WHAT THIS TASK INVOLVES> Reproduce the listing below in full and without alteration, apart from its pictures.

DATA FOR PROCESSING>
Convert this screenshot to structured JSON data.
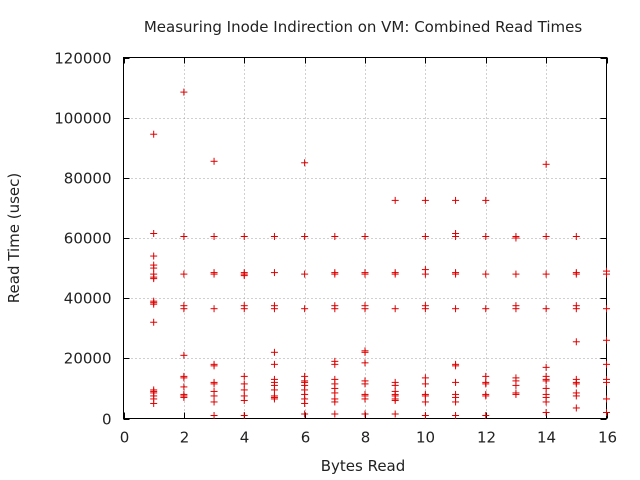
{
  "chart_data": {
    "type": "scatter",
    "title": "Measuring Inode Indirection on VM: Combined Read Times",
    "xlabel": "Bytes Read",
    "ylabel": "Read Time (usec)",
    "xlim": [
      0,
      16
    ],
    "ylim": [
      0,
      120000
    ],
    "xticks": [
      0,
      2,
      4,
      6,
      8,
      10,
      12,
      14,
      16
    ],
    "xtick_labels": [
      "0",
      "2",
      "4",
      "6",
      "8",
      "10",
      "12",
      "14",
      "16"
    ],
    "yticks": [
      0,
      20000,
      40000,
      60000,
      80000,
      100000,
      120000
    ],
    "ytick_labels": [
      "0",
      "20000",
      "40000",
      "60000",
      "80000",
      "100000",
      "120000"
    ],
    "grid": true,
    "marker": "+",
    "color": "#dd0000",
    "points": [
      [
        1,
        94500
      ],
      [
        1,
        61500
      ],
      [
        1,
        54000
      ],
      [
        1,
        51000
      ],
      [
        1,
        50000
      ],
      [
        1,
        48000
      ],
      [
        1,
        47000
      ],
      [
        1,
        46500
      ],
      [
        1,
        39000
      ],
      [
        1,
        38500
      ],
      [
        1,
        38000
      ],
      [
        1,
        32000
      ],
      [
        1,
        9500
      ],
      [
        1,
        9000
      ],
      [
        1,
        8500
      ],
      [
        1,
        7500
      ],
      [
        1,
        6500
      ],
      [
        1,
        5000
      ],
      [
        2,
        108500
      ],
      [
        2,
        60500
      ],
      [
        2,
        48000
      ],
      [
        2,
        37500
      ],
      [
        2,
        36500
      ],
      [
        2,
        21000
      ],
      [
        2,
        14000
      ],
      [
        2,
        13500
      ],
      [
        2,
        10500
      ],
      [
        2,
        8000
      ],
      [
        2,
        7500
      ],
      [
        2,
        7000
      ],
      [
        3,
        85500
      ],
      [
        3,
        60500
      ],
      [
        3,
        48500
      ],
      [
        3,
        48000
      ],
      [
        3,
        36500
      ],
      [
        3,
        18000
      ],
      [
        3,
        17500
      ],
      [
        3,
        12000
      ],
      [
        3,
        11500
      ],
      [
        3,
        9000
      ],
      [
        3,
        7500
      ],
      [
        3,
        5500
      ],
      [
        3,
        1000
      ],
      [
        4,
        60500
      ],
      [
        4,
        48500
      ],
      [
        4,
        48000
      ],
      [
        4,
        47500
      ],
      [
        4,
        37500
      ],
      [
        4,
        36500
      ],
      [
        4,
        14000
      ],
      [
        4,
        11500
      ],
      [
        4,
        9500
      ],
      [
        4,
        7500
      ],
      [
        4,
        6000
      ],
      [
        4,
        1000
      ],
      [
        5,
        60500
      ],
      [
        5,
        48500
      ],
      [
        5,
        37500
      ],
      [
        5,
        36500
      ],
      [
        5,
        22000
      ],
      [
        5,
        18000
      ],
      [
        5,
        13000
      ],
      [
        5,
        12000
      ],
      [
        5,
        11000
      ],
      [
        5,
        9500
      ],
      [
        5,
        7500
      ],
      [
        5,
        7000
      ],
      [
        5,
        6500
      ],
      [
        6,
        85000
      ],
      [
        6,
        60500
      ],
      [
        6,
        48000
      ],
      [
        6,
        36500
      ],
      [
        6,
        14000
      ],
      [
        6,
        12500
      ],
      [
        6,
        12000
      ],
      [
        6,
        11000
      ],
      [
        6,
        9500
      ],
      [
        6,
        8000
      ],
      [
        6,
        6500
      ],
      [
        6,
        5000
      ],
      [
        6,
        1500
      ],
      [
        7,
        60500
      ],
      [
        7,
        48500
      ],
      [
        7,
        48000
      ],
      [
        7,
        37500
      ],
      [
        7,
        36500
      ],
      [
        7,
        19000
      ],
      [
        7,
        18000
      ],
      [
        7,
        13000
      ],
      [
        7,
        11500
      ],
      [
        7,
        10000
      ],
      [
        7,
        8500
      ],
      [
        7,
        6500
      ],
      [
        7,
        5500
      ],
      [
        7,
        1500
      ],
      [
        8,
        60500
      ],
      [
        8,
        48500
      ],
      [
        8,
        48000
      ],
      [
        8,
        37500
      ],
      [
        8,
        36500
      ],
      [
        8,
        22500
      ],
      [
        8,
        22000
      ],
      [
        8,
        18500
      ],
      [
        8,
        12500
      ],
      [
        8,
        11500
      ],
      [
        8,
        8000
      ],
      [
        8,
        7500
      ],
      [
        8,
        6500
      ],
      [
        8,
        1500
      ],
      [
        9,
        72500
      ],
      [
        9,
        48500
      ],
      [
        9,
        48000
      ],
      [
        9,
        36500
      ],
      [
        9,
        12000
      ],
      [
        9,
        11000
      ],
      [
        9,
        9000
      ],
      [
        9,
        8000
      ],
      [
        9,
        7500
      ],
      [
        9,
        6500
      ],
      [
        9,
        6000
      ],
      [
        9,
        1500
      ],
      [
        10,
        72500
      ],
      [
        10,
        60500
      ],
      [
        10,
        49500
      ],
      [
        10,
        48000
      ],
      [
        10,
        37500
      ],
      [
        10,
        36500
      ],
      [
        10,
        13500
      ],
      [
        10,
        11500
      ],
      [
        10,
        8000
      ],
      [
        10,
        7500
      ],
      [
        10,
        5500
      ],
      [
        10,
        1000
      ],
      [
        11,
        72500
      ],
      [
        11,
        61500
      ],
      [
        11,
        60500
      ],
      [
        11,
        48500
      ],
      [
        11,
        48000
      ],
      [
        11,
        36500
      ],
      [
        11,
        18000
      ],
      [
        11,
        17500
      ],
      [
        11,
        12000
      ],
      [
        11,
        8000
      ],
      [
        11,
        7000
      ],
      [
        11,
        5500
      ],
      [
        11,
        1000
      ],
      [
        12,
        72500
      ],
      [
        12,
        60500
      ],
      [
        12,
        48000
      ],
      [
        12,
        36500
      ],
      [
        12,
        14000
      ],
      [
        12,
        12000
      ],
      [
        12,
        11500
      ],
      [
        12,
        8000
      ],
      [
        12,
        7500
      ],
      [
        12,
        1000
      ],
      [
        13,
        60500
      ],
      [
        13,
        60000
      ],
      [
        13,
        48000
      ],
      [
        13,
        37500
      ],
      [
        13,
        36500
      ],
      [
        13,
        13500
      ],
      [
        13,
        12500
      ],
      [
        13,
        11000
      ],
      [
        13,
        8500
      ],
      [
        13,
        8000
      ],
      [
        14,
        84500
      ],
      [
        14,
        60500
      ],
      [
        14,
        48000
      ],
      [
        14,
        36500
      ],
      [
        14,
        17000
      ],
      [
        14,
        14000
      ],
      [
        14,
        13000
      ],
      [
        14,
        12500
      ],
      [
        14,
        10000
      ],
      [
        14,
        8000
      ],
      [
        14,
        7000
      ],
      [
        14,
        5500
      ],
      [
        14,
        2000
      ],
      [
        15,
        60500
      ],
      [
        15,
        48500
      ],
      [
        15,
        48000
      ],
      [
        15,
        37500
      ],
      [
        15,
        36500
      ],
      [
        15,
        25500
      ],
      [
        15,
        13000
      ],
      [
        15,
        12000
      ],
      [
        15,
        11500
      ],
      [
        15,
        8500
      ],
      [
        15,
        7500
      ],
      [
        15,
        3500
      ],
      [
        16,
        49000
      ],
      [
        16,
        48000
      ],
      [
        16,
        36500
      ],
      [
        16,
        26000
      ],
      [
        16,
        18000
      ],
      [
        16,
        13000
      ],
      [
        16,
        12000
      ],
      [
        16,
        6500
      ],
      [
        16,
        2000
      ]
    ]
  }
}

TASK SOLUTION>
Convert this screenshot to structured JSON data.
{
  "chart_data": {
    "type": "scatter",
    "title": "Measuring Inode Indirection on VM: Combined Read Times",
    "xlabel": "Bytes Read",
    "ylabel": "Read Time (usec)",
    "xlim": [
      0,
      16
    ],
    "ylim": [
      0,
      120000
    ],
    "xticks": [
      0,
      2,
      4,
      6,
      8,
      10,
      12,
      14,
      16
    ],
    "xtick_labels": [
      "0",
      "2",
      "4",
      "6",
      "8",
      "10",
      "12",
      "14",
      "16"
    ],
    "yticks": [
      0,
      20000,
      40000,
      60000,
      80000,
      100000,
      120000
    ],
    "ytick_labels": [
      "0",
      "20000",
      "40000",
      "60000",
      "80000",
      "100000",
      "120000"
    ],
    "grid": true,
    "marker": "+",
    "color": "#dd0000",
    "points": [
      [
        1,
        94500
      ],
      [
        1,
        61500
      ],
      [
        1,
        54000
      ],
      [
        1,
        51000
      ],
      [
        1,
        50000
      ],
      [
        1,
        48000
      ],
      [
        1,
        47000
      ],
      [
        1,
        46500
      ],
      [
        1,
        39000
      ],
      [
        1,
        38500
      ],
      [
        1,
        38000
      ],
      [
        1,
        32000
      ],
      [
        1,
        9500
      ],
      [
        1,
        9000
      ],
      [
        1,
        8500
      ],
      [
        1,
        7500
      ],
      [
        1,
        6500
      ],
      [
        1,
        5000
      ],
      [
        2,
        108500
      ],
      [
        2,
        60500
      ],
      [
        2,
        48000
      ],
      [
        2,
        37500
      ],
      [
        2,
        36500
      ],
      [
        2,
        21000
      ],
      [
        2,
        14000
      ],
      [
        2,
        13500
      ],
      [
        2,
        10500
      ],
      [
        2,
        8000
      ],
      [
        2,
        7500
      ],
      [
        2,
        7000
      ],
      [
        3,
        85500
      ],
      [
        3,
        60500
      ],
      [
        3,
        48500
      ],
      [
        3,
        48000
      ],
      [
        3,
        36500
      ],
      [
        3,
        18000
      ],
      [
        3,
        17500
      ],
      [
        3,
        12000
      ],
      [
        3,
        11500
      ],
      [
        3,
        9000
      ],
      [
        3,
        7500
      ],
      [
        3,
        5500
      ],
      [
        3,
        1000
      ],
      [
        4,
        60500
      ],
      [
        4,
        48500
      ],
      [
        4,
        48000
      ],
      [
        4,
        47500
      ],
      [
        4,
        37500
      ],
      [
        4,
        36500
      ],
      [
        4,
        14000
      ],
      [
        4,
        11500
      ],
      [
        4,
        9500
      ],
      [
        4,
        7500
      ],
      [
        4,
        6000
      ],
      [
        4,
        1000
      ],
      [
        5,
        60500
      ],
      [
        5,
        48500
      ],
      [
        5,
        37500
      ],
      [
        5,
        36500
      ],
      [
        5,
        22000
      ],
      [
        5,
        18000
      ],
      [
        5,
        13000
      ],
      [
        5,
        12000
      ],
      [
        5,
        11000
      ],
      [
        5,
        9500
      ],
      [
        5,
        7500
      ],
      [
        5,
        7000
      ],
      [
        5,
        6500
      ],
      [
        6,
        85000
      ],
      [
        6,
        60500
      ],
      [
        6,
        48000
      ],
      [
        6,
        36500
      ],
      [
        6,
        14000
      ],
      [
        6,
        12500
      ],
      [
        6,
        12000
      ],
      [
        6,
        11000
      ],
      [
        6,
        9500
      ],
      [
        6,
        8000
      ],
      [
        6,
        6500
      ],
      [
        6,
        5000
      ],
      [
        6,
        1500
      ],
      [
        7,
        60500
      ],
      [
        7,
        48500
      ],
      [
        7,
        48000
      ],
      [
        7,
        37500
      ],
      [
        7,
        36500
      ],
      [
        7,
        19000
      ],
      [
        7,
        18000
      ],
      [
        7,
        13000
      ],
      [
        7,
        11500
      ],
      [
        7,
        10000
      ],
      [
        7,
        8500
      ],
      [
        7,
        6500
      ],
      [
        7,
        5500
      ],
      [
        7,
        1500
      ],
      [
        8,
        60500
      ],
      [
        8,
        48500
      ],
      [
        8,
        48000
      ],
      [
        8,
        37500
      ],
      [
        8,
        36500
      ],
      [
        8,
        22500
      ],
      [
        8,
        22000
      ],
      [
        8,
        18500
      ],
      [
        8,
        12500
      ],
      [
        8,
        11500
      ],
      [
        8,
        8000
      ],
      [
        8,
        7500
      ],
      [
        8,
        6500
      ],
      [
        8,
        1500
      ],
      [
        9,
        72500
      ],
      [
        9,
        48500
      ],
      [
        9,
        48000
      ],
      [
        9,
        36500
      ],
      [
        9,
        12000
      ],
      [
        9,
        11000
      ],
      [
        9,
        9000
      ],
      [
        9,
        8000
      ],
      [
        9,
        7500
      ],
      [
        9,
        6500
      ],
      [
        9,
        6000
      ],
      [
        9,
        1500
      ],
      [
        10,
        72500
      ],
      [
        10,
        60500
      ],
      [
        10,
        49500
      ],
      [
        10,
        48000
      ],
      [
        10,
        37500
      ],
      [
        10,
        36500
      ],
      [
        10,
        13500
      ],
      [
        10,
        11500
      ],
      [
        10,
        8000
      ],
      [
        10,
        7500
      ],
      [
        10,
        5500
      ],
      [
        10,
        1000
      ],
      [
        11,
        72500
      ],
      [
        11,
        61500
      ],
      [
        11,
        60500
      ],
      [
        11,
        48500
      ],
      [
        11,
        48000
      ],
      [
        11,
        36500
      ],
      [
        11,
        18000
      ],
      [
        11,
        17500
      ],
      [
        11,
        12000
      ],
      [
        11,
        8000
      ],
      [
        11,
        7000
      ],
      [
        11,
        5500
      ],
      [
        11,
        1000
      ],
      [
        12,
        72500
      ],
      [
        12,
        60500
      ],
      [
        12,
        48000
      ],
      [
        12,
        36500
      ],
      [
        12,
        14000
      ],
      [
        12,
        12000
      ],
      [
        12,
        11500
      ],
      [
        12,
        8000
      ],
      [
        12,
        7500
      ],
      [
        12,
        1000
      ],
      [
        13,
        60500
      ],
      [
        13,
        60000
      ],
      [
        13,
        48000
      ],
      [
        13,
        37500
      ],
      [
        13,
        36500
      ],
      [
        13,
        13500
      ],
      [
        13,
        12500
      ],
      [
        13,
        11000
      ],
      [
        13,
        8500
      ],
      [
        13,
        8000
      ],
      [
        14,
        84500
      ],
      [
        14,
        60500
      ],
      [
        14,
        48000
      ],
      [
        14,
        36500
      ],
      [
        14,
        17000
      ],
      [
        14,
        14000
      ],
      [
        14,
        13000
      ],
      [
        14,
        12500
      ],
      [
        14,
        10000
      ],
      [
        14,
        8000
      ],
      [
        14,
        7000
      ],
      [
        14,
        5500
      ],
      [
        14,
        2000
      ],
      [
        15,
        60500
      ],
      [
        15,
        48500
      ],
      [
        15,
        48000
      ],
      [
        15,
        37500
      ],
      [
        15,
        36500
      ],
      [
        15,
        25500
      ],
      [
        15,
        13000
      ],
      [
        15,
        12000
      ],
      [
        15,
        11500
      ],
      [
        15,
        8500
      ],
      [
        15,
        7500
      ],
      [
        15,
        3500
      ],
      [
        16,
        49000
      ],
      [
        16,
        48000
      ],
      [
        16,
        36500
      ],
      [
        16,
        26000
      ],
      [
        16,
        18000
      ],
      [
        16,
        13000
      ],
      [
        16,
        12000
      ],
      [
        16,
        6500
      ],
      [
        16,
        2000
      ]
    ]
  }
}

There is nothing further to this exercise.